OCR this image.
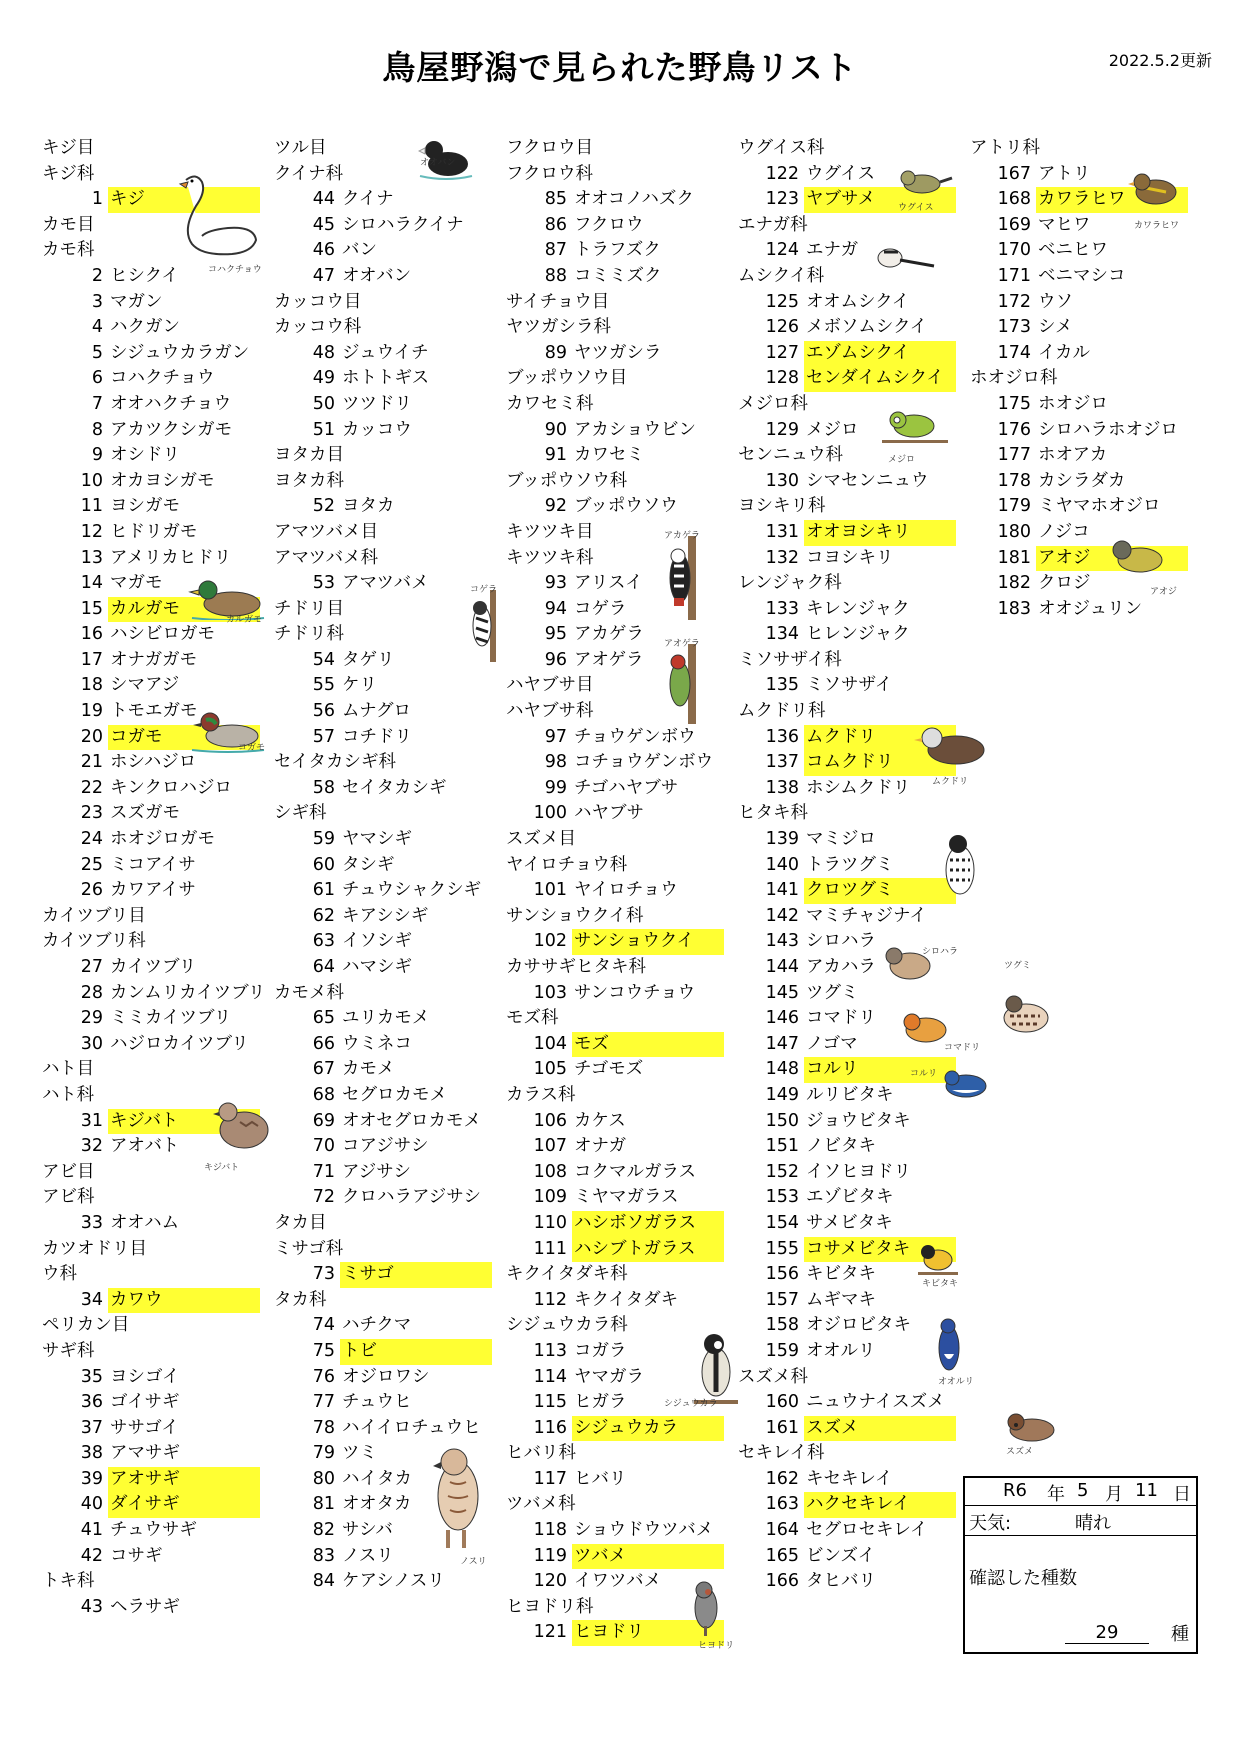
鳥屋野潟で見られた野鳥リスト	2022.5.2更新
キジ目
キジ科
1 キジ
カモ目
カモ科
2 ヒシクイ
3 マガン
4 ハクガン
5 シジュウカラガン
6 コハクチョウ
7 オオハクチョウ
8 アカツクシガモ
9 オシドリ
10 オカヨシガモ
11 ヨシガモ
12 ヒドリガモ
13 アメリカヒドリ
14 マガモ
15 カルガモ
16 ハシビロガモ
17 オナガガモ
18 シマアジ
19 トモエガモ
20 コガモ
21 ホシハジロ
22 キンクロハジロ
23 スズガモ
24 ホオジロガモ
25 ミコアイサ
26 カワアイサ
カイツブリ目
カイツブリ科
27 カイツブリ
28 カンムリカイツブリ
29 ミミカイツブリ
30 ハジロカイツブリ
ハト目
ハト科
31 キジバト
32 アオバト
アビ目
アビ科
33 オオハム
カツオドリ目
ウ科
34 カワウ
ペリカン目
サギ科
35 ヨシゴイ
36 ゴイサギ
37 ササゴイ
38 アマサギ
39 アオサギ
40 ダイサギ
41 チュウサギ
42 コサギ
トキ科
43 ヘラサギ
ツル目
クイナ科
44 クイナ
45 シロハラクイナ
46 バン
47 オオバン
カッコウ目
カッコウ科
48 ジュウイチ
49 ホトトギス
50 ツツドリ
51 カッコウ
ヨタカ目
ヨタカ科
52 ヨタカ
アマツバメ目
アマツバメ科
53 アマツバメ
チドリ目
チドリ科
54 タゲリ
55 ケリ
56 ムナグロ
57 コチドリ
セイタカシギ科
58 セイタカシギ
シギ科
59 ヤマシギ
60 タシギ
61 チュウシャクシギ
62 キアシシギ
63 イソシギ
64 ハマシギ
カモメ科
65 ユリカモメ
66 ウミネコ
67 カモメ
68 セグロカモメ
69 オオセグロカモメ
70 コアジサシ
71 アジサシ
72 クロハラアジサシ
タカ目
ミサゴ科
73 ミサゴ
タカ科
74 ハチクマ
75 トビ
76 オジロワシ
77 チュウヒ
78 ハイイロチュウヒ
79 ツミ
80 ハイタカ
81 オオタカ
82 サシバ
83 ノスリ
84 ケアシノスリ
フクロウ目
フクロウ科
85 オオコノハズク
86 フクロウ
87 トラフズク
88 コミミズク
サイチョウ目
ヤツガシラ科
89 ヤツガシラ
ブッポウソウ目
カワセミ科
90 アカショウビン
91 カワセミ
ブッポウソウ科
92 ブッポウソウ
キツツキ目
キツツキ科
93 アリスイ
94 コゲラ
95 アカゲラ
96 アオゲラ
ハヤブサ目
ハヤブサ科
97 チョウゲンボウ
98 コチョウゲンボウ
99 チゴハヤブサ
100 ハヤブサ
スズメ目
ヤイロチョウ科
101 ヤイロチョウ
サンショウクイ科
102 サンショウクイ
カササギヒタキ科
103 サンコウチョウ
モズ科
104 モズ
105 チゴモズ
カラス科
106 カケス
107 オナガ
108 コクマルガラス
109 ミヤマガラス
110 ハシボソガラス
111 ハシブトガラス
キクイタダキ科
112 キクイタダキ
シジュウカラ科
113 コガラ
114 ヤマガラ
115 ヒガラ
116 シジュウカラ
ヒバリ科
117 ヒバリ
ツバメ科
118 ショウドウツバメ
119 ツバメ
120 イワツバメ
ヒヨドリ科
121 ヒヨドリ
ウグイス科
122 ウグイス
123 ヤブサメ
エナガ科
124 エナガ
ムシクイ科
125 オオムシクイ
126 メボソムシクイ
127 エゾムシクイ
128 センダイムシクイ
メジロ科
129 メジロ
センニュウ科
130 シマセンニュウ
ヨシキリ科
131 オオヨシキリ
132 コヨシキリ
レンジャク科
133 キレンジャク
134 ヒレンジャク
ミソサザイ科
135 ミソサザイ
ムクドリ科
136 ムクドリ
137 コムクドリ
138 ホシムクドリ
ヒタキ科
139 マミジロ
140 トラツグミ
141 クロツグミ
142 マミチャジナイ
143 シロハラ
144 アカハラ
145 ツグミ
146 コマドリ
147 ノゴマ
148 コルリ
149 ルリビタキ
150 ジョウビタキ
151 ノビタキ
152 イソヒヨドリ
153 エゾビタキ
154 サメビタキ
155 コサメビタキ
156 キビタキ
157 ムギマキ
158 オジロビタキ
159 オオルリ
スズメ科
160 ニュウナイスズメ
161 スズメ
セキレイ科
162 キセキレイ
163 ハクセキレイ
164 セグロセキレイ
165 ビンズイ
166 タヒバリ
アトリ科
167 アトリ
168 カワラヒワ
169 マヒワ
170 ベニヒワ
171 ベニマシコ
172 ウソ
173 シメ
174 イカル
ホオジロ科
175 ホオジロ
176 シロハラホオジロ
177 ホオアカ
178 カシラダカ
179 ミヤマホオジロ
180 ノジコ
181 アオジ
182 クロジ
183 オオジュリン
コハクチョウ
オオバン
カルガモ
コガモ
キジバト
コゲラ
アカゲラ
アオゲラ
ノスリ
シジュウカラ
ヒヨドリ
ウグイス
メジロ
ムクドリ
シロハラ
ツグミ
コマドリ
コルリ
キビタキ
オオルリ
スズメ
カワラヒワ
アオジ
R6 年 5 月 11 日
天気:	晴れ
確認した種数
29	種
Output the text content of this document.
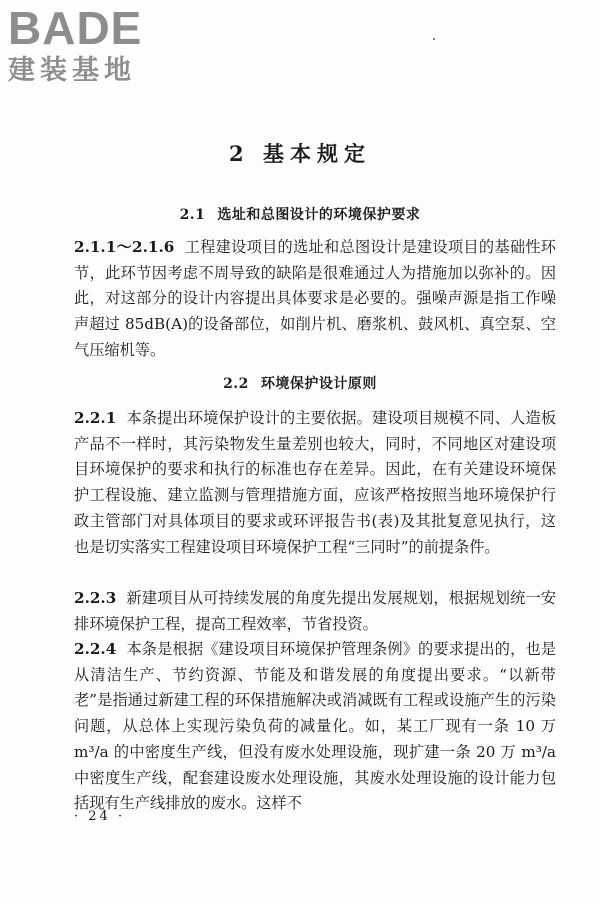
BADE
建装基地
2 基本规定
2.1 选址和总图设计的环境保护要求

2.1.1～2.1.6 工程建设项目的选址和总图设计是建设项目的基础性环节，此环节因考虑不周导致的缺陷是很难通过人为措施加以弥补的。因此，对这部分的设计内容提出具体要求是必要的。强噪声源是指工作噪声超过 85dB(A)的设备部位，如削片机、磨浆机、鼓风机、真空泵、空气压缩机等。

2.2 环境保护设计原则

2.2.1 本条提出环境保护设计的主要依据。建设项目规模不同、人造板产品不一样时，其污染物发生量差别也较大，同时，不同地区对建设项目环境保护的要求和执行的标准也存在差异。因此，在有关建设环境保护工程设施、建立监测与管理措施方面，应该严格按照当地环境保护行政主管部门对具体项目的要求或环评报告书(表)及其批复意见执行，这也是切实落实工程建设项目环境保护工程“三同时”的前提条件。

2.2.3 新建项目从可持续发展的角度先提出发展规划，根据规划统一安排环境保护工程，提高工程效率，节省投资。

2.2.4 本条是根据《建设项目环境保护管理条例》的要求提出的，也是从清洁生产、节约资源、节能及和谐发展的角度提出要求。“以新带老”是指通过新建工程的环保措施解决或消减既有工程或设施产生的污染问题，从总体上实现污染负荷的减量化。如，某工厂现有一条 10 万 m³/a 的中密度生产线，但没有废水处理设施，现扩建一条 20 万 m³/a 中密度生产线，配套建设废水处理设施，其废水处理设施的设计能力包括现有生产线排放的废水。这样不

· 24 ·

::::::

WRITTEN PROBLEM:
Strip out the pictures and quote the remaining data word for word.

TASK ANSWER:
OCR this image.
鳥屋野潟で見られた野鳥リスト	2022.5.2更新
キジ目
キジ科
1 キジ
カモ目
カモ科
2 ヒシクイ
3 マガン
4 ハクガン
5 シジュウカラガン
6 コハクチョウ
7 オオハクチョウ
8 アカツクシガモ
9 オシドリ
10 オカヨシガモ
11 ヨシガモ
12 ヒドリガモ
13 アメリカヒドリ
14 マガモ
15 カルガモ
16 ハシビロガモ
17 オナガガモ
18 シマアジ
19 トモエガモ
20 コガモ
21 ホシハジロ
22 キンクロハジロ
23 スズガモ
24 ホオジロガモ
25 ミコアイサ
26 カワアイサ
カイツブリ目
カイツブリ科
27 カイツブリ
28 カンムリカイツブリ
29 ミミカイツブリ
30 ハジロカイツブリ
ハト目
ハト科
31 キジバト
32 アオバト
アビ目
アビ科
33 オオハム
カツオドリ目
ウ科
34 カワウ
ペリカン目
サギ科
35 ヨシゴイ
36 ゴイサギ
37 ササゴイ
38 アマサギ
39 アオサギ
40 ダイサギ
41 チュウサギ
42 コサギ
トキ科
43 ヘラサギ
ツル目
クイナ科
44 クイナ
45 シロハラクイナ
46 バン
47 オオバン
カッコウ目
カッコウ科
48 ジュウイチ
49 ホトトギス
50 ツツドリ
51 カッコウ
ヨタカ目
ヨタカ科
52 ヨタカ
アマツバメ目
アマツバメ科
53 アマツバメ
チドリ目
チドリ科
54 タゲリ
55 ケリ
56 ムナグロ
57 コチドリ
セイタカシギ科
58 セイタカシギ
シギ科
59 ヤマシギ
60 タシギ
61 チュウシャクシギ
62 キアシシギ
63 イソシギ
64 ハマシギ
カモメ科
65 ユリカモメ
66 ウミネコ
67 カモメ
68 セグロカモメ
69 オオセグロカモメ
70 コアジサシ
71 アジサシ
72 クロハラアジサシ
タカ目
ミサゴ科
73 ミサゴ
タカ科
74 ハチクマ
75 トビ
76 オジロワシ
77 チュウヒ
78 ハイイロチュウヒ
79 ツミ
80 ハイタカ
81 オオタカ
82 サシバ
83 ノスリ
84 ケアシノスリ
フクロウ目
フクロウ科
85 オオコノハズク
86 フクロウ
87 トラフズク
88 コミミズク
サイチョウ目
ヤツガシラ科
89 ヤツガシラ
ブッポウソウ目
カワセミ科
90 アカショウビン
91 カワセミ
ブッポウソウ科
92 ブッポウソウ
キツツキ目
キツツキ科
93 アリスイ
94 コゲラ
95 アカゲラ
96 アオゲラ
ハヤブサ目
ハヤブサ科
97 チョウゲンボウ
98 コチョウゲンボウ
99 チゴハヤブサ
100 ハヤブサ
スズメ目
ヤイロチョウ科
101 ヤイロチョウ
サンショウクイ科
102 サンショウクイ
カササギヒタキ科
103 サンコウチョウ
モズ科
104 モズ
105 チゴモズ
カラス科
106 カケス
107 オナガ
108 コクマルガラス
109 ミヤマガラス
110 ハシボソガラス
111 ハシブトガラス
キクイタダキ科
112 キクイタダキ
シジュウカラ科
113 コガラ
114 ヤマガラ
115 ヒガラ
116 シジュウカラ
ヒバリ科
117 ヒバリ
ツバメ科
118 ショウドウツバメ
119 ツバメ
120 イワツバメ
ヒヨドリ科
121 ヒヨドリ
ウグイス科
122 ウグイス
123 ヤブサメ
エナガ科
124 エナガ
ムシクイ科
125 オオムシクイ
126 メボソムシクイ
127 エゾムシクイ
128 センダイムシクイ
メジロ科
129 メジロ
センニュウ科
130 シマセンニュウ
ヨシキリ科
131 オオヨシキリ
132 コヨシキリ
レンジャク科
133 キレンジャク
134 ヒレンジャク
ミソサザイ科
135 ミソサザイ
ムクドリ科
136 ムクドリ
137 コムクドリ
138 ホシムクドリ
ヒタキ科
139 マミジロ
140 トラツグミ
141 クロツグミ
142 マミチャジナイ
143 シロハラ
144 アカハラ
145 ツグミ
146 コマドリ
147 ノゴマ
148 コルリ
149 ルリビタキ
150 ジョウビタキ
151 ノビタキ
152 イソヒヨドリ
153 エゾビタキ
154 サメビタキ
155 コサメビタキ
156 キビタキ
157 ムギマキ
158 オジロビタキ
159 オオルリ
スズメ科
160 ニュウナイスズメ
161 スズメ
セキレイ科
162 キセキレイ
163 ハクセキレイ
164 セグロセキレイ
165 ビンズイ
166 タヒバリ
アトリ科
167 アトリ
168 カワラヒワ
169 マヒワ
170 ベニヒワ
171 ベニマシコ
172 ウソ
173 シメ
174 イカル
ホオジロ科
175 ホオジロ
176 シロハラホオジロ
177 ホオアカ
178 カシラダカ
179 ミヤマホオジロ
180 ノジコ
181 アオジ
182 クロジ
183 オオジュリン
コハクチョウ
オオバン
カルガモ
コガモ
キジバト
コゲラ
アカゲラ
アオゲラ
ノスリ
シジュウカラ
ヒヨドリ
ウグイス
メジロ
ムクドリ
シロハラ
ツグミ
コマドリ
コルリ
キビタキ
オオルリ
スズメ
カワラヒワ
アオジ
R6 年 5 月 11 日
天気:	晴れ
確認した種数
29	種
Output the text content of this document.
BADE
建装基地
2 基本规定
2.1 选址和总图设计的环境保护要求

2.1.1～2.1.6 工程建设项目的选址和总图设计是建设项目的基础性环节，此环节因考虑不周导致的缺陷是很难通过人为措施加以弥补的。因此，对这部分的设计内容提出具体要求是必要的。强噪声源是指工作噪声超过 85dB(A)的设备部位，如削片机、磨浆机、鼓风机、真空泵、空气压缩机等。

2.2 环境保护设计原则

2.2.1 本条提出环境保护设计的主要依据。建设项目规模不同、人造板产品不一样时，其污染物发生量差别也较大，同时，不同地区对建设项目环境保护的要求和执行的标准也存在差异。因此，在有关建设环境保护工程设施、建立监测与管理措施方面，应该严格按照当地环境保护行政主管部门对具体项目的要求或环评报告书(表)及其批复意见执行，这也是切实落实工程建设项目环境保护工程“三同时”的前提条件。

2.2.3 新建项目从可持续发展的角度先提出发展规划，根据规划统一安排环境保护工程，提高工程效率，节省投资。

2.2.4 本条是根据《建设项目环境保护管理条例》的要求提出的，也是从清洁生产、节约资源、节能及和谐发展的角度提出要求。“以新带老”是指通过新建工程的环保措施解决或消减既有工程或设施产生的污染问题，从总体上实现污染负荷的减量化。如，某工厂现有一条 10 万 m³/a 的中密度生产线，但没有废水处理设施，现扩建一条 20 万 m³/a 中密度生产线，配套建设废水处理设施，其废水处理设施的设计能力包括现有生产线排放的废水。这样不

· 24 ·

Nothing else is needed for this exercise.